Excerpt from a dataset:
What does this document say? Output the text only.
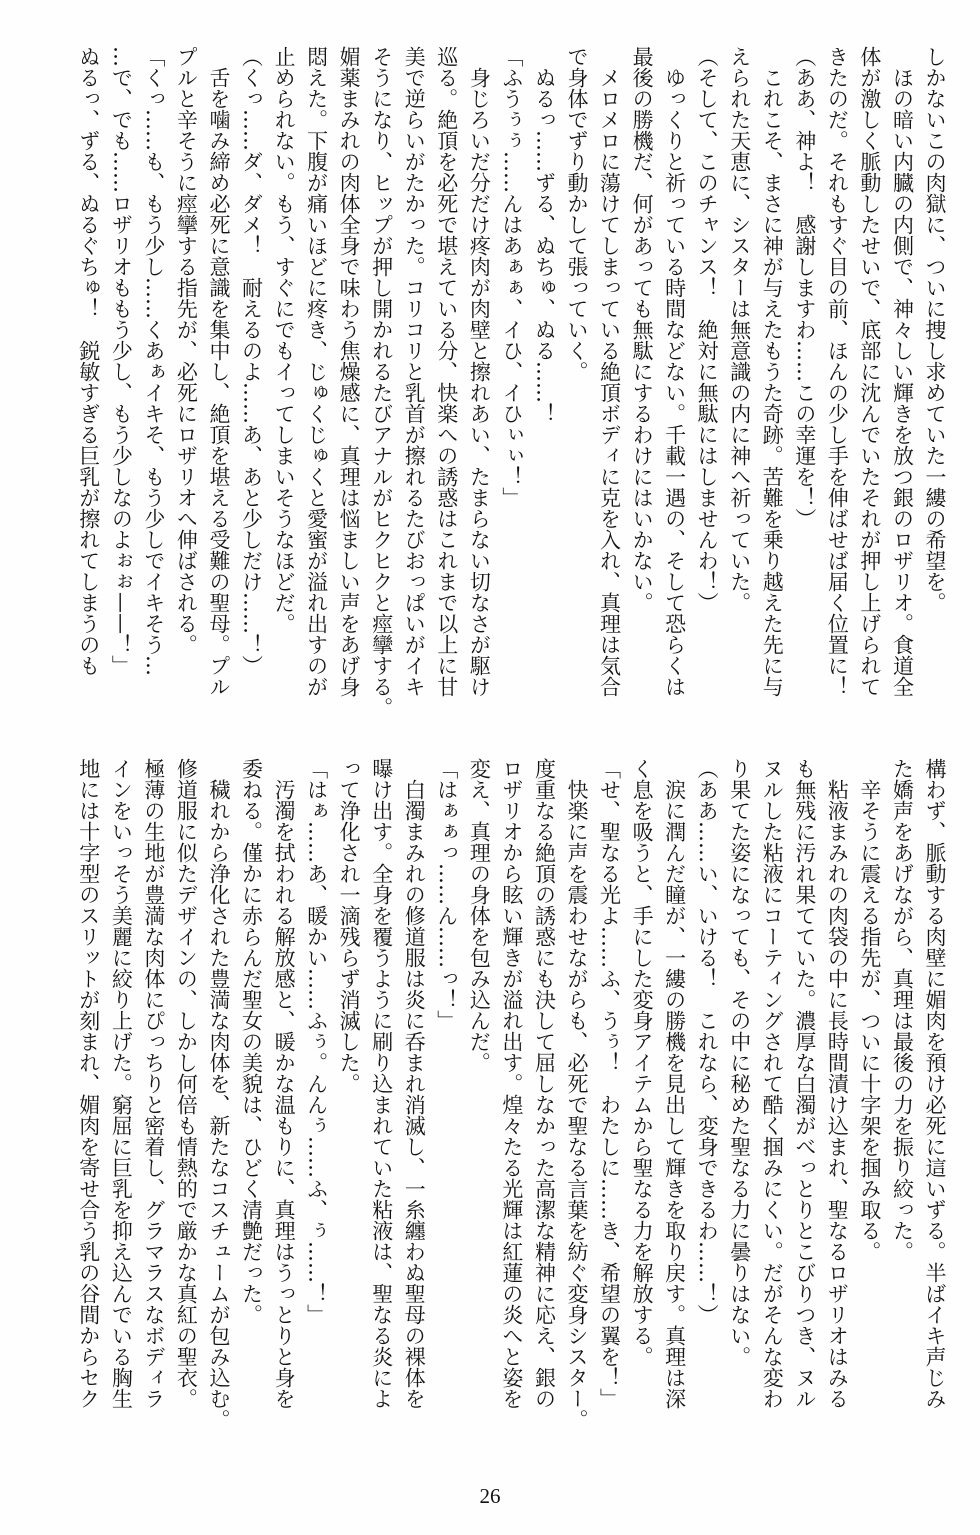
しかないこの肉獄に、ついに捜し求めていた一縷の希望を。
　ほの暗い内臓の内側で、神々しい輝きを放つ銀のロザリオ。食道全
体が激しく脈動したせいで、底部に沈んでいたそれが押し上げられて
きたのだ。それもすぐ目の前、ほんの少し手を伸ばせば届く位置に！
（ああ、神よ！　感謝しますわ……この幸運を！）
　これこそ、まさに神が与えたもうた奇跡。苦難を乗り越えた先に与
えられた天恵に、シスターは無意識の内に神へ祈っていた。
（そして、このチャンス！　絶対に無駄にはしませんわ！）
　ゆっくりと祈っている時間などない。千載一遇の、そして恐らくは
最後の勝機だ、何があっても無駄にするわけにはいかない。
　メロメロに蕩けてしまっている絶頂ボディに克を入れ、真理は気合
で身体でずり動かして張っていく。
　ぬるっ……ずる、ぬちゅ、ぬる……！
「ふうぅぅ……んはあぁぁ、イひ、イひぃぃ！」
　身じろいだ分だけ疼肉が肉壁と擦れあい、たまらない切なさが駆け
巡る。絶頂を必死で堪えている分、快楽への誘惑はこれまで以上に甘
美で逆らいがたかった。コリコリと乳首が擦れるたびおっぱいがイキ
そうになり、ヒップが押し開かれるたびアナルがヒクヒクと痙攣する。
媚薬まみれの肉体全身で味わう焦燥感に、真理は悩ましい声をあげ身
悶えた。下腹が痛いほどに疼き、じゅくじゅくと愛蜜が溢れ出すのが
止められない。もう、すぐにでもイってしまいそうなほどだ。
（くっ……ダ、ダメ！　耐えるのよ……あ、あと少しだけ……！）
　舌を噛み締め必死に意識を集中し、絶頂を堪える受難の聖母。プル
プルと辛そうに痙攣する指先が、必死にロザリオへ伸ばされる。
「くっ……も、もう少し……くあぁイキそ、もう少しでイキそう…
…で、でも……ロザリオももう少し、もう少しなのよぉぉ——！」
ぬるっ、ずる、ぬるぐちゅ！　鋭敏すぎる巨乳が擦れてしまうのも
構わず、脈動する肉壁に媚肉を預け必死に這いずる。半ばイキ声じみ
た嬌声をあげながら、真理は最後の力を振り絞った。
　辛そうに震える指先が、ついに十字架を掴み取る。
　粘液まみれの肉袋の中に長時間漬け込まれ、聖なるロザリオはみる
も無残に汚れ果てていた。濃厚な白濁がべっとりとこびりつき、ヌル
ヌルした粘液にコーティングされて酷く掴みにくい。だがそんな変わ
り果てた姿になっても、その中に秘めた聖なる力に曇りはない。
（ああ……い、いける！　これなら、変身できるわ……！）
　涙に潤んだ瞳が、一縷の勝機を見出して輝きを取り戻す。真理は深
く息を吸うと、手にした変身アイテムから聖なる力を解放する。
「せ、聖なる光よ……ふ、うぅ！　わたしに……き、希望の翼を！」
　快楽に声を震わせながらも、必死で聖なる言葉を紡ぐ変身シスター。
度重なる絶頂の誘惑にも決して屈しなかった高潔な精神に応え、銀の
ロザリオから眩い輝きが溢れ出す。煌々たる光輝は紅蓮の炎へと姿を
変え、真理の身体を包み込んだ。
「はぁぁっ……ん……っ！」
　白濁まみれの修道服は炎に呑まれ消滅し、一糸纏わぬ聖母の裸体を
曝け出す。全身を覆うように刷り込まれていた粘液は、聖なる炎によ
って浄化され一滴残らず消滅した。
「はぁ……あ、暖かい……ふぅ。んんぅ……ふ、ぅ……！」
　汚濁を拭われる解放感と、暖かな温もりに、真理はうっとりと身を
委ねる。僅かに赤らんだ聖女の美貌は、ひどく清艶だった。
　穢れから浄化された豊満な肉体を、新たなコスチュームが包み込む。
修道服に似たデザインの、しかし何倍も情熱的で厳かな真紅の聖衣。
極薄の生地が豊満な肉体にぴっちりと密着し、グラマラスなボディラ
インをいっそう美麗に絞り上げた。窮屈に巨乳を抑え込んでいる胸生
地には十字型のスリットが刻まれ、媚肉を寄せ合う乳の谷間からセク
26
...
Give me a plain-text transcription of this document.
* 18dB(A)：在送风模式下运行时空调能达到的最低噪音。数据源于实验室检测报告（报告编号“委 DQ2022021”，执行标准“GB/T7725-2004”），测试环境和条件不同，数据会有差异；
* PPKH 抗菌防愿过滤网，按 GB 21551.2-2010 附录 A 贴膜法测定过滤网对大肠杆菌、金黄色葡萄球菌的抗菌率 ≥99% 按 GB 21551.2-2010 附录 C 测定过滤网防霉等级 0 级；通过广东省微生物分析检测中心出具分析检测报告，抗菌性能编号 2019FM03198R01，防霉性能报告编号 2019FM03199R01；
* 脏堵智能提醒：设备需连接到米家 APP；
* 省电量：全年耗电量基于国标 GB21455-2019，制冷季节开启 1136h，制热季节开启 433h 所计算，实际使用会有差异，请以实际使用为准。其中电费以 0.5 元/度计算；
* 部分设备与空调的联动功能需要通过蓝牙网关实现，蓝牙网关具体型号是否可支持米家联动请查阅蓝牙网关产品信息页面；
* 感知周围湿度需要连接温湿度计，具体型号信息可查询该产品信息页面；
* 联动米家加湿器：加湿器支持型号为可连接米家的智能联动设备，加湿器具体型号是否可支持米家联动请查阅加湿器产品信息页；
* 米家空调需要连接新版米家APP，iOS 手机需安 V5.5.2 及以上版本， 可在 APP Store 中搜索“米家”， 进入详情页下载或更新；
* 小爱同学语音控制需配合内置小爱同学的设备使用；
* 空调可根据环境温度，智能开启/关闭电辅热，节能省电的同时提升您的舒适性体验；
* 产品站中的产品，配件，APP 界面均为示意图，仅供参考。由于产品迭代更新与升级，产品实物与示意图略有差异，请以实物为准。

Brief: Lines from the records above that hold "text" are the ones to list.

Solution for this problem:
What does this document say? Output the text only.
Give me a plain-text transcription of this document.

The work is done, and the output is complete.